Figure dataset records
>> BEGIN
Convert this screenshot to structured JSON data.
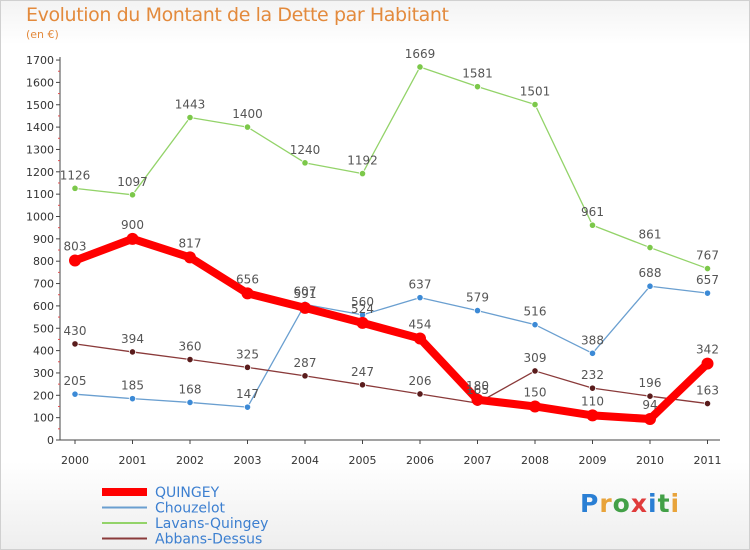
{
  "title": "Evolution du Montant de la Dette par Habitant",
  "unit": "(en €)",
  "logo": {
    "letters": [
      "P",
      "r",
      "o",
      "x",
      "i",
      "t",
      "i"
    ],
    "colors": [
      "#2a7fd4",
      "#e8a33a",
      "#43a047",
      "#e03b3b",
      "#2a7fd4",
      "#43a047",
      "#e8a33a"
    ]
  },
  "chart_data": {
    "type": "line",
    "x": [
      "2000",
      "2001",
      "2002",
      "2003",
      "2004",
      "2005",
      "2006",
      "2007",
      "2008",
      "2009",
      "2010",
      "2011"
    ],
    "ylim": [
      0,
      1700
    ],
    "yticks": [
      0,
      100,
      200,
      300,
      400,
      500,
      600,
      700,
      800,
      900,
      1000,
      1100,
      1200,
      1300,
      1400,
      1500,
      1600,
      1700
    ],
    "grid": false,
    "legend_position": "bottom-left",
    "series": [
      {
        "name": "QUINGEY",
        "color": "#ff0000",
        "marker": "#ff0000",
        "values": [
          803,
          900,
          817,
          656,
          591,
          524,
          454,
          180,
          150,
          110,
          94,
          342
        ],
        "labels": [
          "803",
          "900",
          "817",
          "656",
          "591",
          "524",
          "454",
          "180",
          "150",
          "110",
          "94",
          "342"
        ]
      },
      {
        "name": "Chouzelot",
        "color": "#6a9fd0",
        "marker": "#3c8ad6",
        "values": [
          205,
          185,
          168,
          147,
          607,
          560,
          637,
          579,
          516,
          388,
          688,
          657
        ],
        "labels": [
          "205",
          "185",
          "168",
          "147",
          "607",
          "560",
          "637",
          "579",
          "516",
          "388",
          "688",
          "657"
        ]
      },
      {
        "name": "Lavans-Quingey",
        "color": "#93d369",
        "marker": "#7cc84a",
        "values": [
          1126,
          1097,
          1443,
          1400,
          1240,
          1192,
          1669,
          1581,
          1501,
          961,
          861,
          767
        ],
        "labels": [
          "1126",
          "1097",
          "1443",
          "1400",
          "1240",
          "1192",
          "1669",
          "1581",
          "1501",
          "961",
          "861",
          "767"
        ]
      },
      {
        "name": "Abbans-Dessus",
        "color": "#8a3a3a",
        "marker": "#5a1c1c",
        "values": [
          430,
          394,
          360,
          325,
          287,
          247,
          206,
          165,
          309,
          232,
          196,
          163
        ],
        "labels": [
          "430",
          "394",
          "360",
          "325",
          "287",
          "247",
          "206",
          "165",
          "309",
          "232",
          "196",
          "163"
        ]
      }
    ]
  }
}
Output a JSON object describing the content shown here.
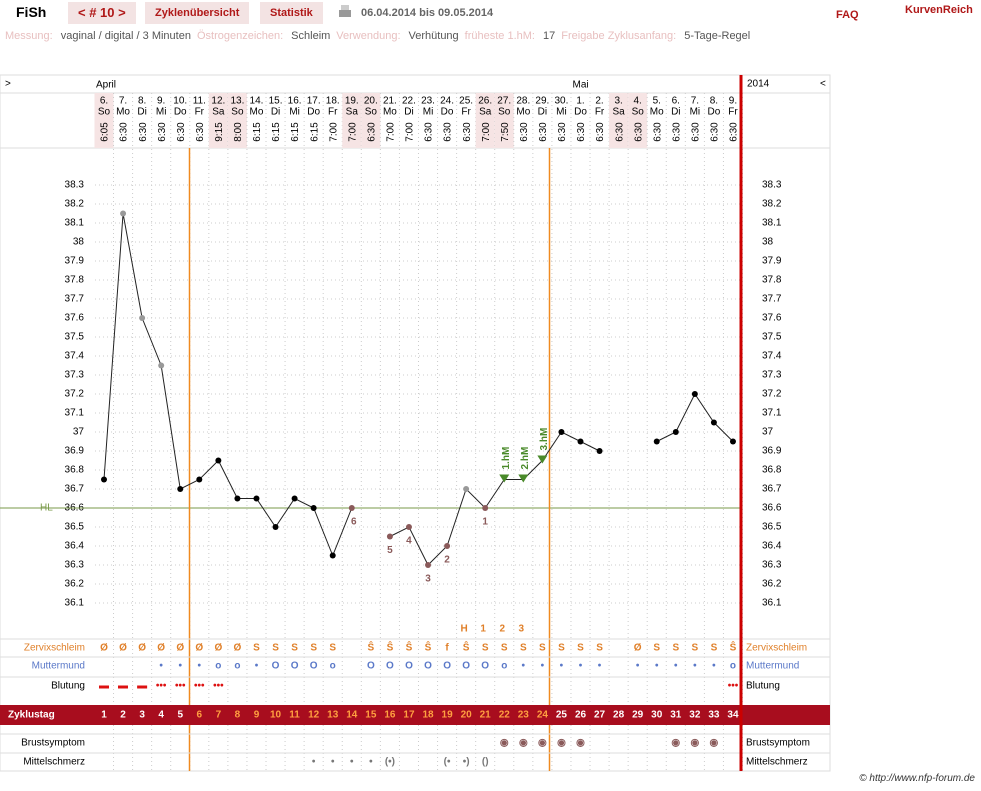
>> END
GIVEN REQUEST. Using the records above, copy every line that has the word "JSON" in it.

SOLUTION FOR THIS EXERCISE.
Convert this screenshot to structured JSON data.
Output a JSON object describing the content shown here.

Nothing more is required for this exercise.